#### [Work required]
Give the number of lines holding the string "DIEGO" and nothing more.

#### [Data]
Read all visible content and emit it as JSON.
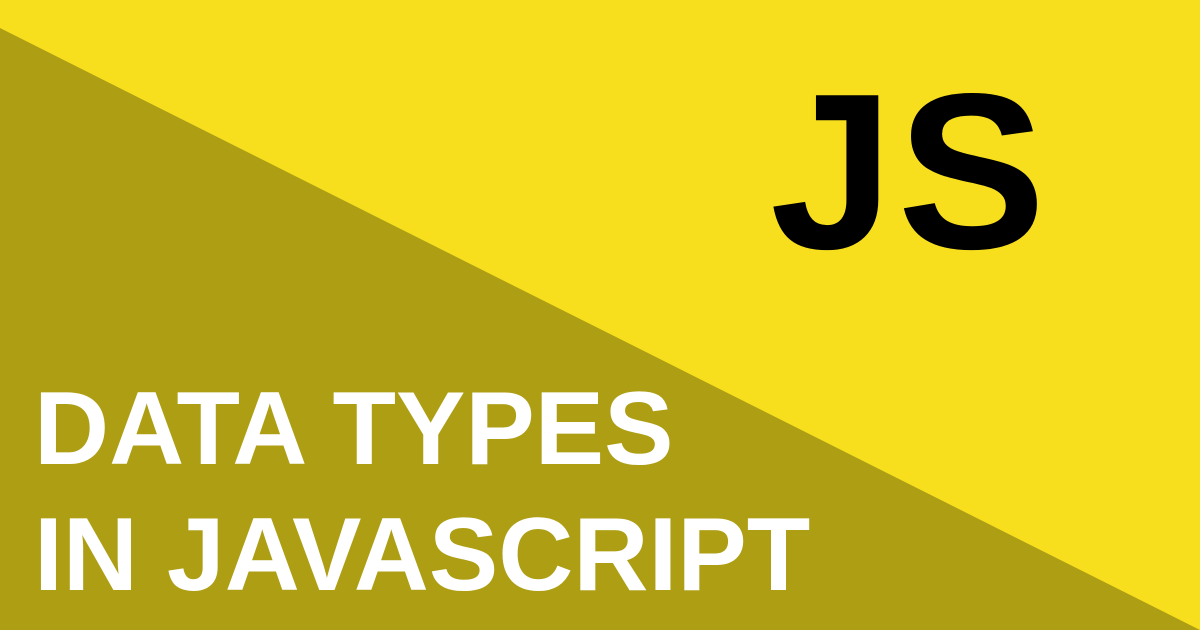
{
  "colors": {
    "light_yellow": "#F7DF1E",
    "dark_olive": "#AE9E14",
    "logo_text": "#000000",
    "headline_text": "#FFFFFF"
  },
  "logo": {
    "text": "JS"
  },
  "headline": {
    "line1": "DATA TYPES",
    "line2": "IN JAVASCRIPT"
  }
}
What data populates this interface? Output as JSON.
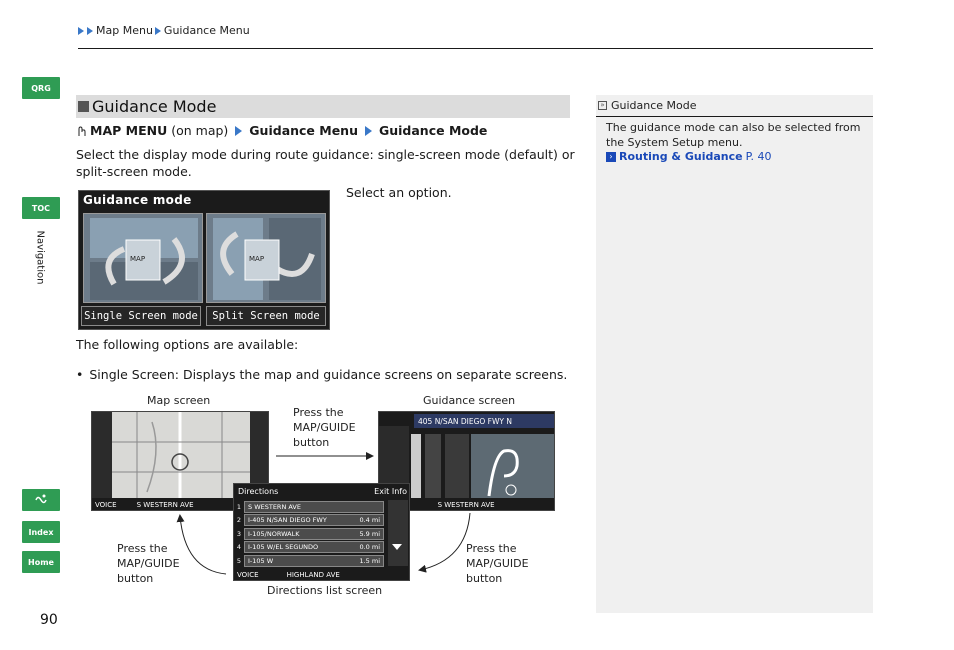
{
  "breadcrumb": {
    "items": [
      "Map Menu",
      "Guidance Menu"
    ]
  },
  "sidetabs": {
    "qrg": "QRG",
    "toc": "TOC",
    "index": "Index",
    "home": "Home",
    "navigation_label": "Navigation"
  },
  "section": {
    "title": "Guidance Mode",
    "path": {
      "step1": "MAP MENU",
      "step1_note": "(on map)",
      "step2": "Guidance Menu",
      "step3": "Guidance Mode"
    },
    "description": "Select the display mode during route guidance: single-screen mode (default) or split-screen mode.",
    "select_caption": "Select an option.",
    "following": "The following options are available:",
    "bullet_term": "Single Screen:",
    "bullet_text": "Displays the map and guidance screens on separate screens."
  },
  "guidance_screen": {
    "title": "Guidance mode",
    "button_single": "Single Screen mode",
    "button_split": "Split Screen mode",
    "map_label_left": "MAP",
    "map_label_right": "MAP"
  },
  "diagram": {
    "map_screen_label": "Map screen",
    "guidance_screen_label": "Guidance screen",
    "press_top": "Press the MAP/GUIDE button",
    "press_left": "Press the MAP/GUIDE button",
    "press_right": "Press the MAP/GUIDE button",
    "directions_list_label": "Directions list screen",
    "map_street": "S WESTERN AVE",
    "guide_street": "S WESTERN AVE",
    "guide_header": "405 N/SAN DIEGO FWY N",
    "voice": "VOICE",
    "directions_title": "Directions",
    "directions_exit": "Exit Info",
    "directions_footer": "HIGHLAND AVE",
    "directions_rows": [
      {
        "num": "1",
        "text": "S WESTERN AVE",
        "dist": ""
      },
      {
        "num": "2",
        "text": "I-405 N/SAN DIEGO FWY",
        "dist": "0.4 mi"
      },
      {
        "num": "3",
        "text": "I-105/NORWALK",
        "dist": "5.9 mi"
      },
      {
        "num": "4",
        "text": "I-105 W/EL SEGUNDO",
        "dist": "0.0 mi"
      },
      {
        "num": "5",
        "text": "I-105 W",
        "dist": "1.5 mi"
      }
    ]
  },
  "note": {
    "heading": "Guidance Mode",
    "text": "The guidance mode can also be selected from the System Setup menu.",
    "link_label": "Routing & Guidance",
    "link_page": "P. 40"
  },
  "page_number": "90"
}
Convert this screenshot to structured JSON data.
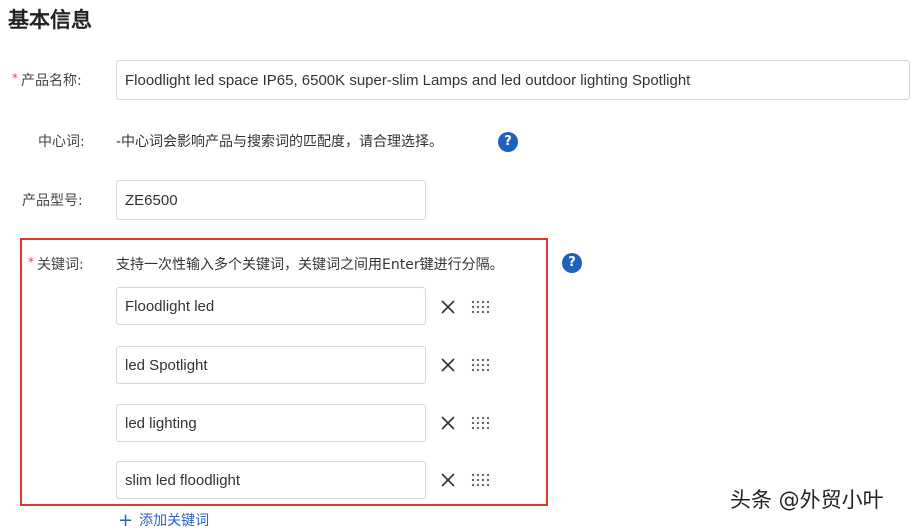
{
  "section": {
    "title": "基本信息"
  },
  "product_name": {
    "label": "产品名称:",
    "value": "Floodlight led space IP65, 6500K super-slim Lamps and led outdoor lighting Spotlight",
    "required": true
  },
  "center_word": {
    "label": "中心词:",
    "hint": "-中心词会影响产品与搜索词的匹配度，请合理选择。",
    "help": "?"
  },
  "model": {
    "label": "产品型号:",
    "value": "ZE6500"
  },
  "keywords": {
    "label": "关键词:",
    "required": true,
    "hint": "支持一次性输入多个关键词，关键词之间用Enter键进行分隔。",
    "help": "?",
    "items": [
      {
        "value": "Floodlight led"
      },
      {
        "value": "led Spotlight"
      },
      {
        "value": "led lighting"
      },
      {
        "value": "slim led floodlight"
      }
    ],
    "add_label": "添加关键词",
    "highlight_color": "#e0352b"
  },
  "watermark": "头条 @外贸小叶",
  "colors": {
    "accent": "#1f5fbf",
    "link": "#2b63c8",
    "required": "#e5484d"
  }
}
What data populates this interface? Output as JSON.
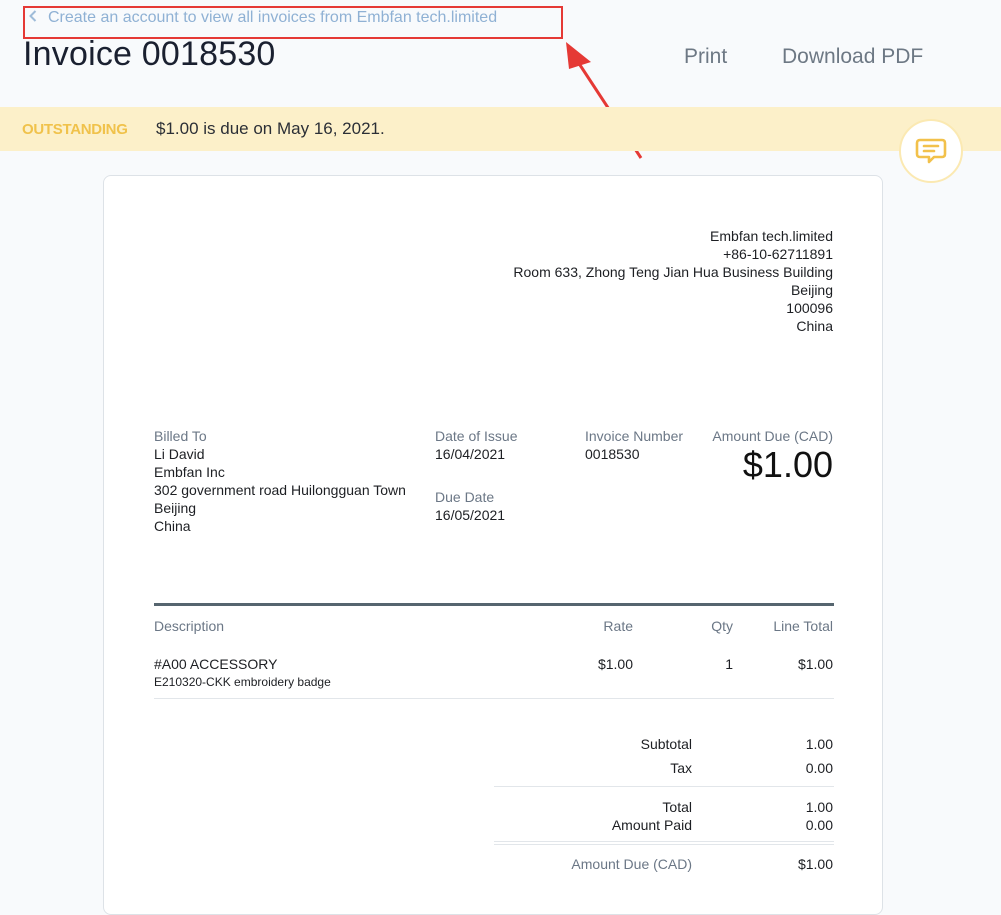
{
  "back_link": {
    "label": "Create an account to view all invoices from Embfan tech.limited",
    "icon": "chevron-left-icon"
  },
  "header": {
    "title": "Invoice 0018530",
    "print_label": "Print",
    "download_label": "Download PDF"
  },
  "status": {
    "badge": "OUTSTANDING",
    "message": "$1.00 is due on May 16, 2021."
  },
  "chat": {
    "icon": "chat-bubble-icon"
  },
  "company": {
    "lines": [
      "Embfan tech.limited",
      "+86-10-62711891",
      "Room 633, Zhong Teng Jian Hua Business Building",
      "Beijing",
      "100096",
      "China"
    ]
  },
  "billed_to": {
    "label": "Billed To",
    "lines": [
      "Li David",
      "Embfan Inc",
      "302 government road Huilongguan Town",
      "Beijing",
      "China"
    ]
  },
  "issue": {
    "label": "Date of Issue",
    "value": "16/04/2021"
  },
  "due": {
    "label": "Due Date",
    "value": "16/05/2021"
  },
  "invoice_number": {
    "label": "Invoice Number",
    "value": "0018530"
  },
  "amount_due": {
    "label": "Amount Due (CAD)",
    "value": "$1.00"
  },
  "table": {
    "headers": {
      "description": "Description",
      "rate": "Rate",
      "qty": "Qty",
      "line_total": "Line Total"
    },
    "rows": [
      {
        "title": "#A00 ACCESSORY",
        "subtitle": "E210320-CKK embroidery badge",
        "rate": "$1.00",
        "qty": "1",
        "line_total": "$1.00"
      }
    ]
  },
  "totals": {
    "subtotal_label": "Subtotal",
    "subtotal": "1.00",
    "tax_label": "Tax",
    "tax": "0.00",
    "total_label": "Total",
    "total": "1.00",
    "paid_label": "Amount Paid",
    "paid": "0.00",
    "due_label": "Amount Due (CAD)",
    "due": "$1.00"
  },
  "colors": {
    "accent_status": "#f0c24b",
    "status_bg": "#fcf0c9",
    "annotation": "#e53935",
    "link": "#8fb1d4"
  }
}
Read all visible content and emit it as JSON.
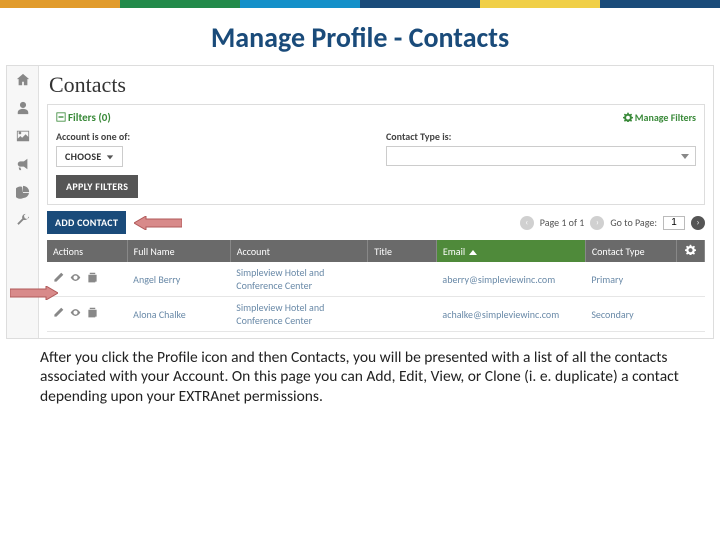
{
  "stripe_colors": [
    "#e19b2c",
    "#238a4a",
    "#1490c9",
    "#1a4b7a",
    "#f0cf47",
    "#1a4b7a"
  ],
  "slide_title": "Manage Profile - Contacts",
  "sidenav": {
    "items": [
      {
        "name": "home-icon"
      },
      {
        "name": "user-icon"
      },
      {
        "name": "image-icon"
      },
      {
        "name": "bullhorn-icon"
      },
      {
        "name": "piechart-icon"
      },
      {
        "name": "wrench-icon"
      }
    ]
  },
  "page_heading": "Contacts",
  "filters_panel": {
    "title": "Filters (0)",
    "manage_label": "Manage Filters",
    "account_label": "Account is one of:",
    "choose_label": "CHOOSE",
    "contact_type_label": "Contact Type is:",
    "apply_label": "APPLY FILTERS"
  },
  "toolbar": {
    "add_contact_label": "ADD CONTACT"
  },
  "pagination": {
    "page_text": "Page 1 of 1",
    "goto_label": "Go to Page:",
    "goto_value": "1"
  },
  "columns": {
    "actions": "Actions",
    "full_name": "Full Name",
    "account": "Account",
    "title": "Title",
    "email": "Email",
    "contact_type": "Contact Type"
  },
  "rows": [
    {
      "full_name": "Angel Berry",
      "account": "Simpleview Hotel and Conference Center",
      "title": "",
      "email": "aberry@simpleviewinc.com",
      "contact_type": "Primary"
    },
    {
      "full_name": "Alona Chalke",
      "account": "Simpleview Hotel and Conference Center",
      "title": "",
      "email": "achalke@simpleviewinc.com",
      "contact_type": "Secondary"
    }
  ],
  "caption": "After you click the Profile icon and then Contacts, you will be presented with a list of all the contacts associated with your Account. On this page you can Add, Edit, View, or Clone (i. e. duplicate) a contact depending upon your EXTRAnet permissions."
}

#### [Written solution]
2